### [Exercise aim]
Filter the entries that follow, copying every line in which the word "AOB的平分线上" appears.

### [Saved entries]
· · ·

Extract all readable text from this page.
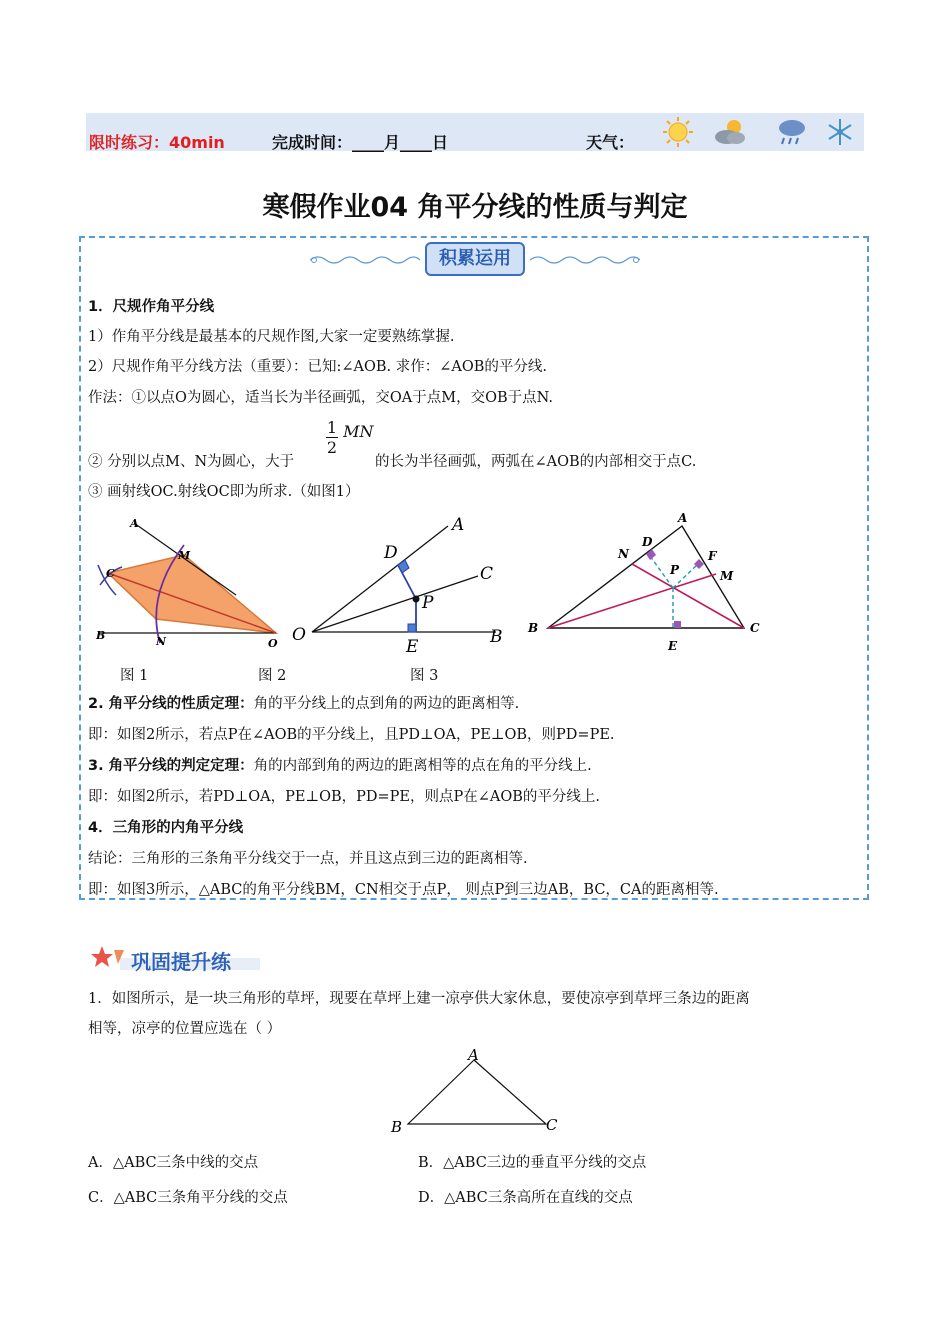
限时练习：40min	完成时间：____月____日	天气：
寒假作业04 角平分线的性质与判定
积累运用
1．尺规作角平分线
1）作角平分线是最基本的尺规作图,大家一定要熟练掌握.
2）尺规作角平分线方法（重要）：已知:∠AOB. 求作：∠AOB的平分线.
作法：①以点O为圆心，适当长为半径画弧，交OA于点M，交OB于点N.
$\frac{1}{2}$ MN
② 分别以点M、N为圆心，大于	的长为半径画弧，两弧在∠AOB的内部相交于点C.
③ 画射线OC.射线OC即为所求.（如图1）
A
M
C
B	N	O
D
A
C
P
O
E	B
A
D
N	F
P	M
B
E
C
图 1	图 2	图 3
2. 角平分线的性质定理：角的平分线上的点到角的两边的距离相等.
即：如图2所示，若点P在∠AOB的平分线上，且PD⊥OA，PE⊥OB，则PD=PE.
3. 角平分线的判定定理：角的内部到角的两边的距离相等的点在角的平分线上.
即：如图2所示，若PD⊥OA，PE⊥OB，PD=PE，则点P在∠AOB的平分线上.
4．三角形的内角平分线
结论：三角形的三条角平分线交于一点，并且这点到三边的距离相等.
即：如图3所示，△ABC的角平分线BM，CN相交于点P， 则点P到三边AB，BC，CA的距离相等.
巩固提升练
1．如图所示，是一块三角形的草坪，现要在草坪上建一凉亭供大家休息，要使凉亭到草坪三条边的距离
相等，凉亭的位置应选在（ ）
A
B	C
A．△ABC三条中线的交点	B．△ABC三边的垂直平分线的交点
C．△ABC三条角平分线的交点	D．△ABC三条高所在直线的交点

· · ·

### [Written answer]
即：如图2所示，若点P在∠AOB的平分线上，且PD⊥OA，PE⊥OB，则PD=PE.
即：如图2所示，若PD⊥OA，PE⊥OB，PD=PE，则点P在∠AOB的平分线上.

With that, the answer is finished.